### Work to be completed
Retype the records below exactly as they appear.

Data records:

+---+

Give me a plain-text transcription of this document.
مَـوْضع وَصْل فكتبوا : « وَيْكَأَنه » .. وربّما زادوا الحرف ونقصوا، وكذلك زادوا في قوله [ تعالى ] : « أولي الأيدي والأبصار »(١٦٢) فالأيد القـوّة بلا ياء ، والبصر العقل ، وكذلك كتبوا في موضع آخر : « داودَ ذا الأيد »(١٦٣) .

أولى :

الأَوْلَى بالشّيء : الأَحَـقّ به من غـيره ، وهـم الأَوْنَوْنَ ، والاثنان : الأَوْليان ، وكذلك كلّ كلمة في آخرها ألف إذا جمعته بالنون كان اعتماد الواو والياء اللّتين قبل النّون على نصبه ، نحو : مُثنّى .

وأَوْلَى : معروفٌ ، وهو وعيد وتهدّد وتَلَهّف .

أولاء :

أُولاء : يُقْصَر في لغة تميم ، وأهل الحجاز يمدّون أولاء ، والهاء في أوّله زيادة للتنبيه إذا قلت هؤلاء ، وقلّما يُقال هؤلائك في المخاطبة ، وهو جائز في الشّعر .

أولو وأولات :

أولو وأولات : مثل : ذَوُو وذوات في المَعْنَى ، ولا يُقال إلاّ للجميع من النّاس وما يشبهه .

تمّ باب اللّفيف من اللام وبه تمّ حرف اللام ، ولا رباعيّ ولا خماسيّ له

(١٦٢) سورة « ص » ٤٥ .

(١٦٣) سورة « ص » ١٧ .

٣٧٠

+---+

### Result of this exercise
Give me a plain-text transcription of this document.
مَـوْضع وَصْل فكتبوا : « وَيْكَأَنه » .. وربّما زادوا الحرف ونقصوا، وكذلك زادوا في قوله [ تعالى ] : « أولي الأيدي والأبصار »(١٦٢) فالأيد القـوّة بلا ياء ، والبصر العقل ، وكذلك كتبوا في موضع آخر : « داودَ ذا الأيد »(١٦٣) .

أولى :

الأَوْلَى بالشّيء : الأَحَـقّ به من غـيره ، وهـم الأَوْنَوْنَ ، والاثنان : الأَوْليان ، وكذلك كلّ كلمة في آخرها ألف إذا جمعته بالنون كان اعتماد الواو والياء اللّتين قبل النّون على نصبه ، نحو : مُثنّى .

وأَوْلَى : معروفٌ ، وهو وعيد وتهدّد وتَلَهّف .

أولاء :

أُولاء : يُقْصَر في لغة تميم ، وأهل الحجاز يمدّون أولاء ، والهاء في أوّله زيادة للتنبيه إذا قلت هؤلاء ، وقلّما يُقال هؤلائك في المخاطبة ، وهو جائز في الشّعر .

أولو وأولات :

أولو وأولات : مثل : ذَوُو وذوات في المَعْنَى ، ولا يُقال إلاّ للجميع من النّاس وما يشبهه .

تمّ باب اللّفيف من اللام وبه تمّ حرف اللام ، ولا رباعيّ ولا خماسيّ له

(١٦٢) سورة « ص » ٤٥ .

(١٦٣) سورة « ص » ١٧ .

٣٧٠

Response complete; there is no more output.